Your objective - In the data below, which lines hold the word "size"? Copy them.

(Records excerpted from a collection)
*** Block opens ***

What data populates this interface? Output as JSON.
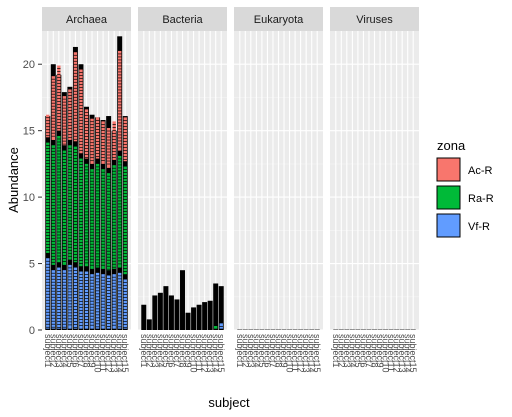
{
  "chart_data": {
    "type": "bar",
    "stacked": true,
    "facets": [
      "Archaea",
      "Bacteria",
      "Eukaryota",
      "Viruses"
    ],
    "xlabel": "subject",
    "ylabel": "Abundance",
    "ylim": [
      0,
      22.5
    ],
    "yticks": [
      0,
      5,
      10,
      15,
      20
    ],
    "x_tick_label": "subject",
    "subjects_per_facet": 15,
    "grid": true,
    "legend": {
      "title": "zona",
      "position": "right",
      "entries": [
        {
          "name": "Ac-R",
          "color": "#F8766D"
        },
        {
          "name": "Ra-R",
          "color": "#00BA38"
        },
        {
          "name": "Vf-R",
          "color": "#619CFF"
        }
      ]
    },
    "series": [
      {
        "facet": "Archaea",
        "totals": [
          16.1,
          20.0,
          19.2,
          17.9,
          18.3,
          21.3,
          20.0,
          16.8,
          16.2,
          16.0,
          15.8,
          16.1,
          15.0,
          22.1,
          16.1
        ],
        "vf_r": [
          5.3,
          4.4,
          4.6,
          4.4,
          4.8,
          4.6,
          4.3,
          4.3,
          4.1,
          4.2,
          4.1,
          4.0,
          4.1,
          4.2,
          3.7
        ],
        "ra_r": [
          8.3,
          9.0,
          9.5,
          8.6,
          8.6,
          8.7,
          8.1,
          7.7,
          7.5,
          7.8,
          7.5,
          7.3,
          7.8,
          8.4,
          8.1
        ],
        "ac_r": [
          1.7,
          4.8,
          4.9,
          3.7,
          3.8,
          6.7,
          6.3,
          3.7,
          3.4,
          3.1,
          3.2,
          3.0,
          2.9,
          7.5,
          3.3
        ]
      },
      {
        "facet": "Bacteria",
        "totals": [
          1.9,
          0.8,
          2.6,
          2.8,
          3.3,
          2.6,
          2.3,
          4.5,
          1.3,
          1.7,
          1.9,
          2.1,
          2.2,
          3.5,
          3.3
        ],
        "vf_r": [
          0,
          0,
          0,
          0,
          0,
          0,
          0,
          0,
          0,
          0,
          0,
          0,
          0,
          0,
          0.4
        ],
        "ra_r": [
          0,
          0,
          0,
          0,
          0,
          0,
          0,
          0,
          0,
          0,
          0,
          0,
          0,
          0.2,
          0
        ],
        "ac_r": [
          0,
          0,
          0,
          0,
          0,
          0,
          0,
          0,
          0,
          0,
          0,
          0,
          0,
          0,
          0
        ]
      },
      {
        "facet": "Eukaryota",
        "totals": [
          0.03,
          0.03,
          0.03,
          0.03,
          0.03,
          0.03,
          0.03,
          0.03,
          0.03,
          0.03,
          0.03,
          0.03,
          0.03,
          0.03,
          0.03
        ],
        "vf_r": [
          0,
          0,
          0,
          0,
          0,
          0,
          0,
          0,
          0,
          0,
          0,
          0,
          0,
          0,
          0
        ],
        "ra_r": [
          0,
          0,
          0,
          0,
          0,
          0,
          0,
          0,
          0,
          0,
          0,
          0,
          0,
          0,
          0
        ],
        "ac_r": [
          0,
          0,
          0,
          0,
          0,
          0,
          0,
          0,
          0,
          0,
          0,
          0,
          0,
          0,
          0
        ]
      },
      {
        "facet": "Viruses",
        "totals": [
          0.03,
          0.03,
          0.03,
          0.03,
          0.03,
          0.03,
          0.03,
          0.03,
          0.03,
          0.03,
          0.03,
          0.03,
          0.03,
          0.03,
          0.03
        ],
        "vf_r": [
          0,
          0,
          0,
          0,
          0,
          0,
          0,
          0,
          0,
          0,
          0,
          0,
          0,
          0,
          0
        ],
        "ra_r": [
          0,
          0,
          0,
          0,
          0,
          0,
          0,
          0,
          0,
          0,
          0,
          0,
          0,
          0,
          0
        ],
        "ac_r": [
          0,
          0,
          0,
          0,
          0,
          0,
          0,
          0,
          0,
          0,
          0,
          0,
          0,
          0,
          0
        ]
      }
    ]
  }
}
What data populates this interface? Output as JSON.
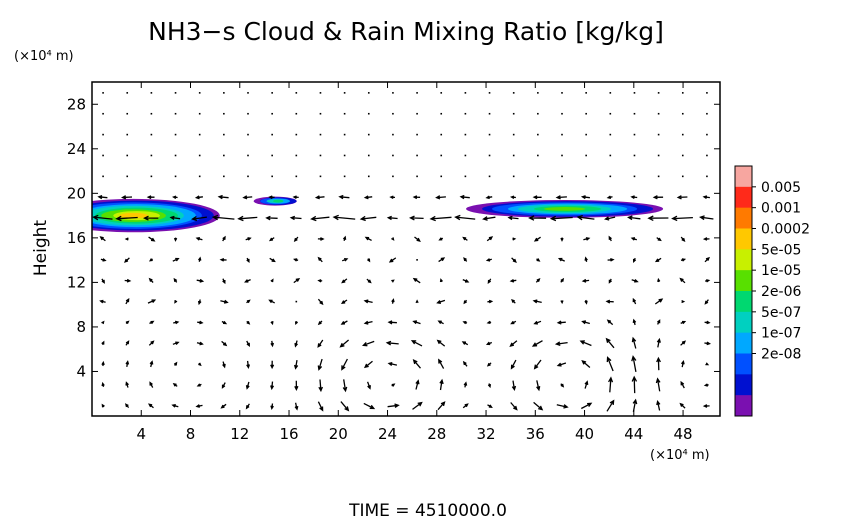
{
  "chart_data": {
    "type": "heatmap",
    "title": "NH3−s Cloud & Rain Mixing Ratio [kg/kg]",
    "ylabel": "Height",
    "x_unit": "(×10⁴ m)",
    "y_unit": "(×10⁴ m)",
    "footer": "TIME  =  4510000.0",
    "xlim": [
      0,
      51
    ],
    "ylim": [
      0,
      30
    ],
    "x_ticks": [
      4,
      8,
      12,
      16,
      20,
      24,
      28,
      32,
      36,
      40,
      44,
      48
    ],
    "y_ticks": [
      4,
      8,
      12,
      16,
      20,
      24,
      28
    ],
    "colorbar": {
      "labels": [
        "0.005",
        "0.001",
        "0.0002",
        "5e-05",
        "1e-05",
        "2e-06",
        "5e-07",
        "1e-07",
        "2e-08"
      ],
      "colors_top_to_bottom": [
        "#f7a6a0",
        "#ff2a1a",
        "#ff7a00",
        "#ffc800",
        "#c8f000",
        "#58e000",
        "#00d870",
        "#00d0c0",
        "#00a8ff",
        "#0050ff",
        "#0010d0",
        "#7a10b0"
      ]
    },
    "cloud_regions": [
      {
        "x_center": 3.5,
        "y_center": 18.0,
        "width": 14.0,
        "height": 3.0,
        "peak_level": "0.0002"
      },
      {
        "x_center": 38.5,
        "y_center": 18.6,
        "width": 16.0,
        "height": 1.6,
        "peak_level": "1e-05"
      },
      {
        "x_center": 15.0,
        "y_center": 19.3,
        "width": 3.5,
        "height": 0.8,
        "peak_level": "2e-06"
      }
    ],
    "vector_field": "wind vectors on a regular grid; two counter-rotating circulation cells centered near x=24, y=3 and x=39, y=3; strong horizontal flow near y=18"
  }
}
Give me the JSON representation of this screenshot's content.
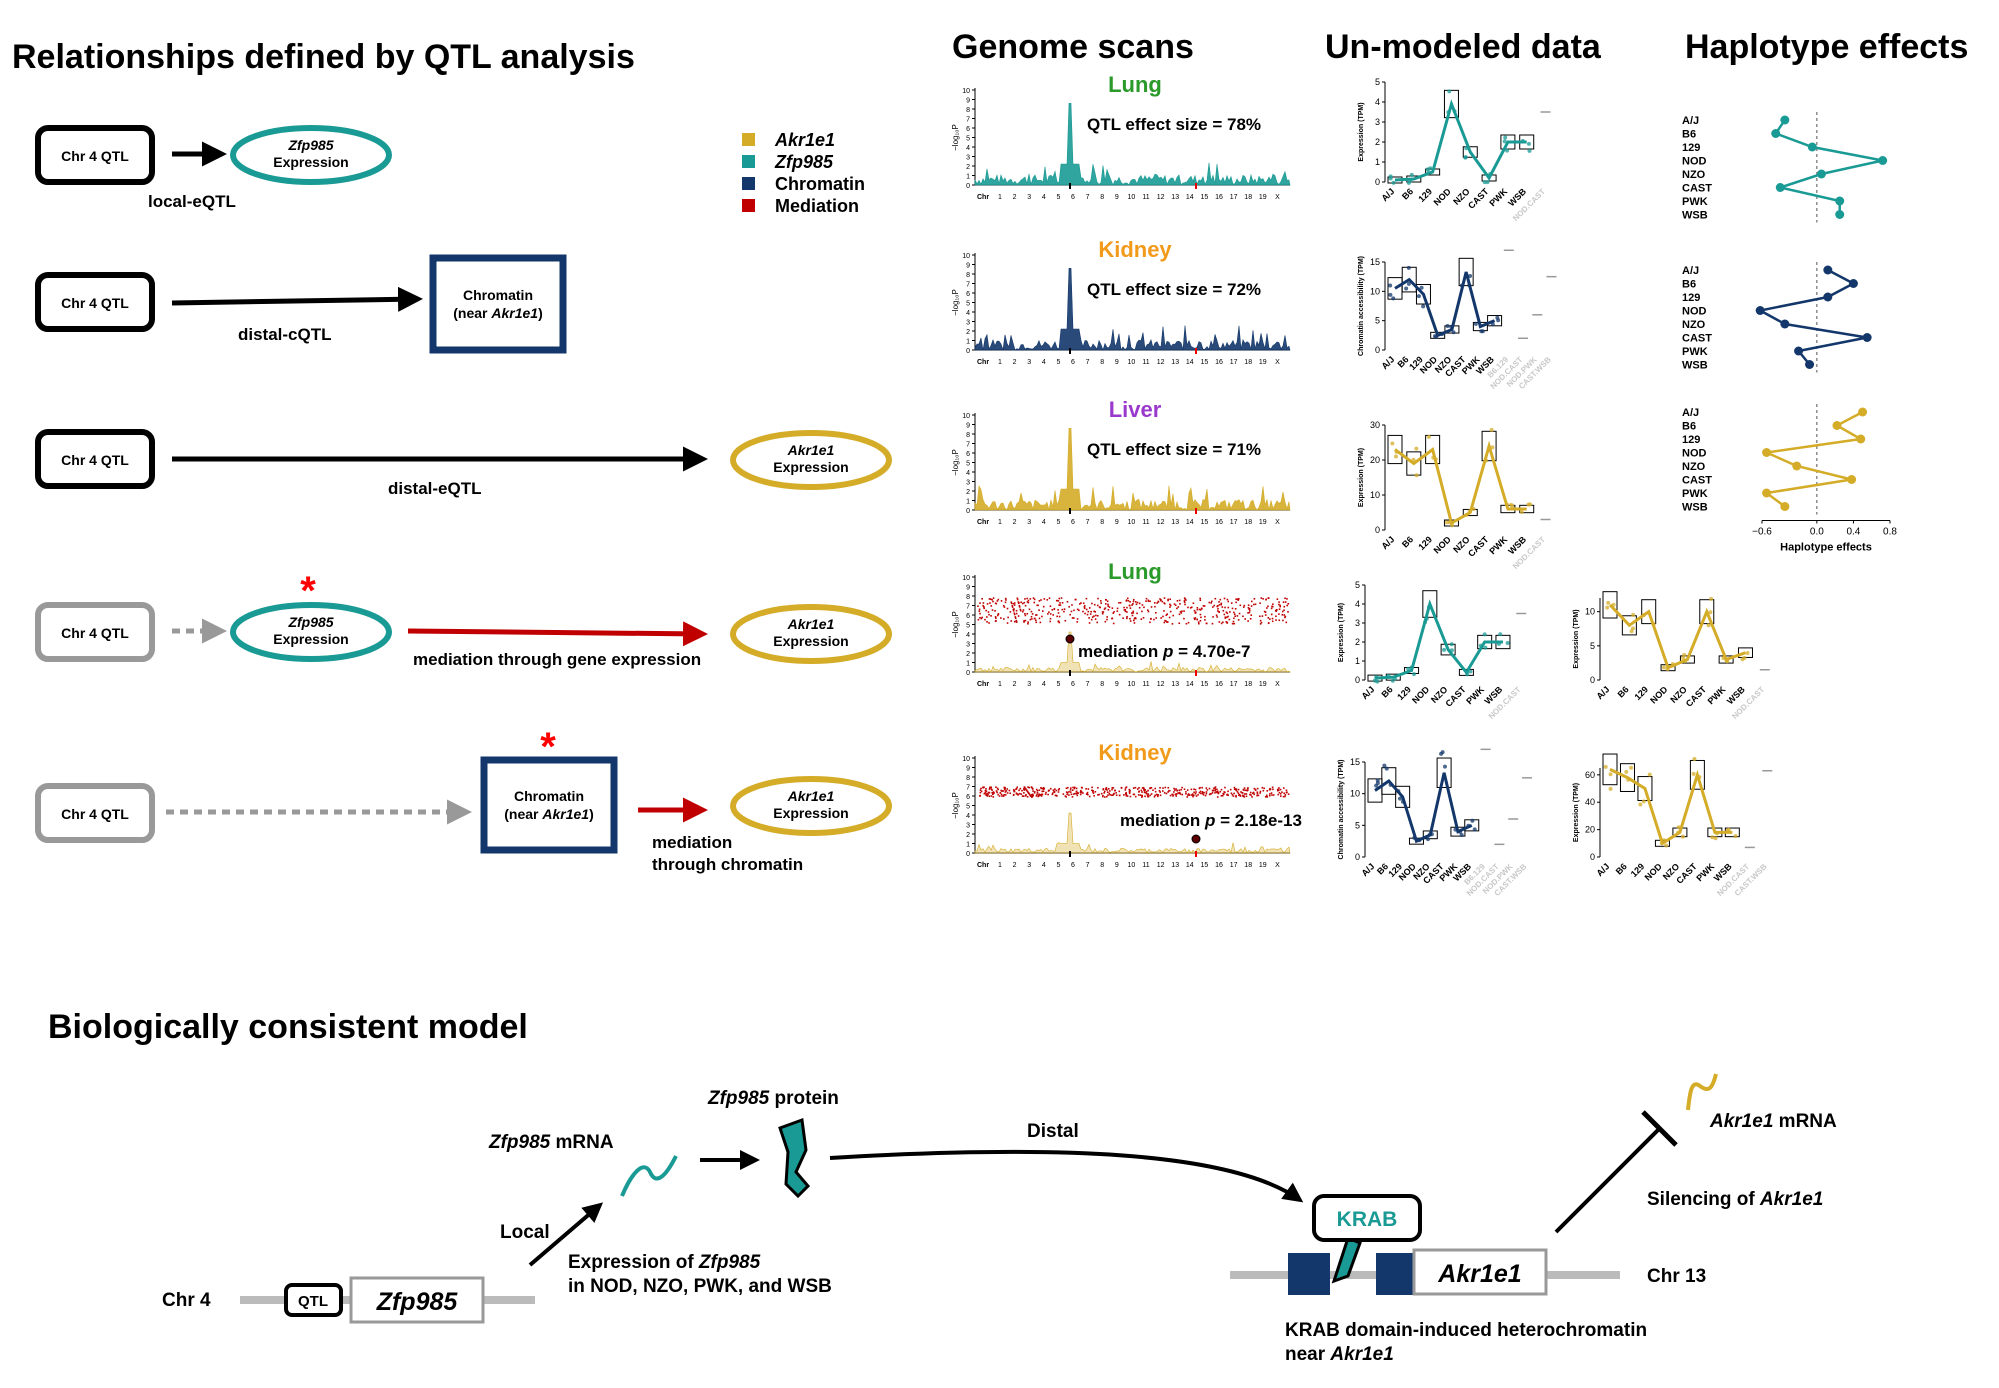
{
  "headers": {
    "relationships": "Relationships defined by QTL analysis",
    "genome_scans": "Genome scans",
    "unmodeled": "Un-modeled data",
    "haplotype": "Haplotype effects",
    "model": "Biologically consistent model"
  },
  "colors": {
    "akr1e1": "#d4ac28",
    "zfp985": "#1a9a94",
    "chromatin": "#13376a",
    "mediation": "#c00000",
    "lung": "#2a9a2a",
    "kidney": "#f29a1a",
    "liver": "#9a3acd",
    "grey": "#999999"
  },
  "legend": [
    {
      "label": "Akr1e1",
      "italic": true,
      "color": "#d4ac28"
    },
    {
      "label": "Zfp985",
      "italic": true,
      "color": "#1a9a94"
    },
    {
      "label": "Chromatin",
      "italic": false,
      "color": "#13376a"
    },
    {
      "label": "Mediation",
      "italic": false,
      "color": "#c00000"
    }
  ],
  "relations": [
    {
      "qtl": "Chr 4 QTL",
      "target_gene": "Zfp985",
      "target_word": "Expression",
      "label": "local-eQTL"
    },
    {
      "qtl": "Chr 4 QTL",
      "target_line1": "Chromatin",
      "target_line2a": "(near ",
      "target_gene": "Akr1e1",
      "target_line2b": ")",
      "label": "distal-cQTL"
    },
    {
      "qtl": "Chr 4 QTL",
      "target_gene": "Akr1e1",
      "target_word": "Expression",
      "label": "distal-eQTL"
    },
    {
      "qtl": "Chr 4 QTL",
      "mediator_gene": "Zfp985",
      "mediator_word": "Expression",
      "target_gene": "Akr1e1",
      "target_word": "Expression",
      "label": "mediation through gene expression"
    },
    {
      "qtl": "Chr 4 QTL",
      "mediator_line1": "Chromatin",
      "mediator_line2a": "(near ",
      "mediator_gene": "Akr1e1",
      "mediator_line2b": ")",
      "target_gene": "Akr1e1",
      "target_word": "Expression",
      "label_line1": "mediation",
      "label_line2": "through chromatin"
    }
  ],
  "asterisk": "*",
  "scan_axis": {
    "ylabel": "−log₁₀P",
    "xlabel": "Chr",
    "chromosomes": [
      "1",
      "2",
      "3",
      "4",
      "5",
      "6",
      "7",
      "8",
      "9",
      "10",
      "11",
      "12",
      "13",
      "14",
      "15",
      "16",
      "17",
      "18",
      "19",
      "X"
    ],
    "yticks": [
      "0",
      "1",
      "2",
      "3",
      "4",
      "5",
      "6",
      "7",
      "8",
      "9",
      "10"
    ]
  },
  "scans": [
    {
      "tissue": "Lung",
      "annotation": "QTL effect size = 78%"
    },
    {
      "tissue": "Kidney",
      "annotation": "QTL effect size = 72%"
    },
    {
      "tissue": "Liver",
      "annotation": "QTL effect size = 71%"
    },
    {
      "tissue": "Lung",
      "annotation_prefix": "mediation ",
      "annotation_p": "p",
      "annotation_suffix": " = 4.70e-7"
    },
    {
      "tissue": "Kidney",
      "annotation_prefix": "mediation ",
      "annotation_p": "p",
      "annotation_suffix": " = 2.18e-13"
    }
  ],
  "strains": [
    "A/J",
    "B6",
    "129",
    "NOD",
    "NZO",
    "CAST",
    "PWK",
    "WSB"
  ],
  "chart_data": [
    {
      "type": "box",
      "panel": "Lung Zfp985",
      "ylabel": "Expression (TPM)",
      "ylim": [
        0,
        5
      ],
      "yticks": [
        0,
        1,
        2,
        3,
        4,
        5
      ],
      "categories": [
        "A/J",
        "B6",
        "129",
        "NOD",
        "NZO",
        "CAST",
        "PWK",
        "WSB"
      ],
      "values": [
        0.1,
        0.15,
        0.5,
        3.9,
        1.5,
        0.2,
        2.0,
        2.0
      ],
      "extra_labels": [
        "NOD.CAST"
      ],
      "extra_values": [
        3.5
      ]
    },
    {
      "type": "box",
      "panel": "Kidney chromatin",
      "ylabel": "Chromatin accessibility (TPM)",
      "ylim": [
        0,
        15
      ],
      "yticks": [
        0,
        5,
        10,
        15
      ],
      "categories": [
        "A/J",
        "B6",
        "129",
        "NOD",
        "NZO",
        "CAST",
        "PWK",
        "WSB"
      ],
      "values": [
        10.5,
        12,
        9.5,
        2.5,
        3.5,
        13.3,
        4,
        5
      ],
      "extra_labels": [
        "B6.129",
        "NOD.CAST",
        "NOD.PWK",
        "CAST.WSB"
      ],
      "extra_values": [
        17,
        2,
        6,
        12.5
      ]
    },
    {
      "type": "box",
      "panel": "Liver Akr1e1",
      "ylabel": "Expression (TPM)",
      "ylim": [
        0,
        30
      ],
      "yticks": [
        0,
        10,
        20,
        30
      ],
      "categories": [
        "A/J",
        "B6",
        "129",
        "NOD",
        "NZO",
        "CAST",
        "PWK",
        "WSB"
      ],
      "values": [
        23,
        19,
        23,
        2,
        5,
        24,
        6,
        6
      ],
      "extra_labels": [
        "NOD.CAST"
      ],
      "extra_values": [
        3
      ]
    },
    {
      "type": "box",
      "panel": "Lung Zfp985 (mediation)",
      "ylabel": "Expression (TPM)",
      "ylim": [
        0,
        5
      ],
      "yticks": [
        0,
        1,
        2,
        3,
        4,
        5
      ],
      "categories": [
        "A/J",
        "B6",
        "129",
        "NOD",
        "NZO",
        "CAST",
        "PWK",
        "WSB"
      ],
      "values": [
        0.1,
        0.15,
        0.5,
        4.0,
        1.6,
        0.4,
        2.0,
        2.0
      ],
      "extra_labels": [
        "NOD.CAST"
      ],
      "extra_values": [
        3.5
      ]
    },
    {
      "type": "box",
      "panel": "Lung Akr1e1 (mediation)",
      "ylabel": "Expression (TPM)",
      "ylim": [
        0,
        12
      ],
      "yticks": [
        0,
        5,
        10
      ],
      "categories": [
        "A/J",
        "B6",
        "129",
        "NOD",
        "NZO",
        "CAST",
        "PWK",
        "WSB"
      ],
      "values": [
        11,
        8,
        10,
        1.8,
        3,
        10,
        3,
        4
      ],
      "extra_labels": [
        "NOD.CAST"
      ],
      "extra_values": [
        1.5
      ]
    },
    {
      "type": "box",
      "panel": "Kidney chromatin (mediation)",
      "ylabel": "Chromatin accessibility (TPM)",
      "ylim": [
        0,
        15
      ],
      "yticks": [
        0,
        5,
        10,
        15
      ],
      "categories": [
        "A/J",
        "B6",
        "129",
        "NOD",
        "NZO",
        "CAST",
        "PWK",
        "WSB"
      ],
      "values": [
        10.5,
        12,
        9.5,
        2.5,
        3.5,
        13.3,
        4,
        5
      ],
      "extra_labels": [
        "B6.129",
        "NOD.CAST",
        "NOD.PWK",
        "CAST.WSB"
      ],
      "extra_values": [
        17,
        2,
        6,
        12.5
      ]
    },
    {
      "type": "box",
      "panel": "Kidney Akr1e1 (mediation)",
      "ylabel": "Expression (TPM)",
      "ylim": [
        0,
        65
      ],
      "yticks": [
        0,
        20,
        40,
        60
      ],
      "categories": [
        "A/J",
        "B6",
        "129",
        "NOD",
        "NZO",
        "CAST",
        "PWK",
        "WSB"
      ],
      "values": [
        64,
        58,
        50,
        10,
        18,
        60,
        18,
        18
      ],
      "extra_labels": [
        "NOD.CAST",
        "CAST.WSB"
      ],
      "extra_values": [
        7,
        63
      ]
    },
    {
      "type": "line",
      "panel": "Haplotype effects Zfp985",
      "categories": [
        "A/J",
        "B6",
        "129",
        "NOD",
        "NZO",
        "CAST",
        "PWK",
        "WSB"
      ],
      "values": [
        -0.35,
        -0.45,
        -0.05,
        0.72,
        0.05,
        -0.4,
        0.25,
        0.25
      ]
    },
    {
      "type": "line",
      "panel": "Haplotype effects Chromatin",
      "categories": [
        "A/J",
        "B6",
        "129",
        "NOD",
        "NZO",
        "CAST",
        "PWK",
        "WSB"
      ],
      "values": [
        0.12,
        0.4,
        0.12,
        -0.62,
        -0.35,
        0.55,
        -0.2,
        -0.08
      ]
    },
    {
      "type": "line",
      "panel": "Haplotype effects Akr1e1",
      "categories": [
        "A/J",
        "B6",
        "129",
        "NOD",
        "NZO",
        "CAST",
        "PWK",
        "WSB"
      ],
      "values": [
        0.5,
        0.22,
        0.48,
        -0.55,
        -0.22,
        0.38,
        -0.55,
        -0.35
      ],
      "xticks": [
        "−0.6",
        "0.0",
        "0.4",
        "0.8"
      ],
      "xlabel": "Haplotype effects",
      "xlim": [
        -0.6,
        0.8
      ]
    }
  ],
  "model": {
    "chr4": "Chr 4",
    "qtl": "QTL",
    "gene": "Zfp985",
    "local": "Local",
    "mrna_gene": "Zfp985",
    "mrna_word": " mRNA",
    "protein_gene": "Zfp985",
    "protein_word": " protein",
    "expr_line1a": "Expression of ",
    "expr_gene": "Zfp985",
    "expr_line2": "in NOD, NZO, PWK, and WSB",
    "distal": "Distal",
    "krab": "KRAB",
    "target": "Akr1e1",
    "chr13": "Chr 13",
    "silencing_a": "Silencing of ",
    "silencing_gene": "Akr1e1",
    "akr_mrna_gene": "Akr1e1",
    "akr_mrna_word": " mRNA",
    "hetero_line1": "KRAB domain-induced heterochromatin",
    "hetero_line2a": "near ",
    "hetero_gene": "Akr1e1"
  }
}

*** Block closes ***

Task answer -
      "annotation": "QTL effect size = 78%"
      "annotation": "QTL effect size = 72%"
      "annotation": "QTL effect size = 71%"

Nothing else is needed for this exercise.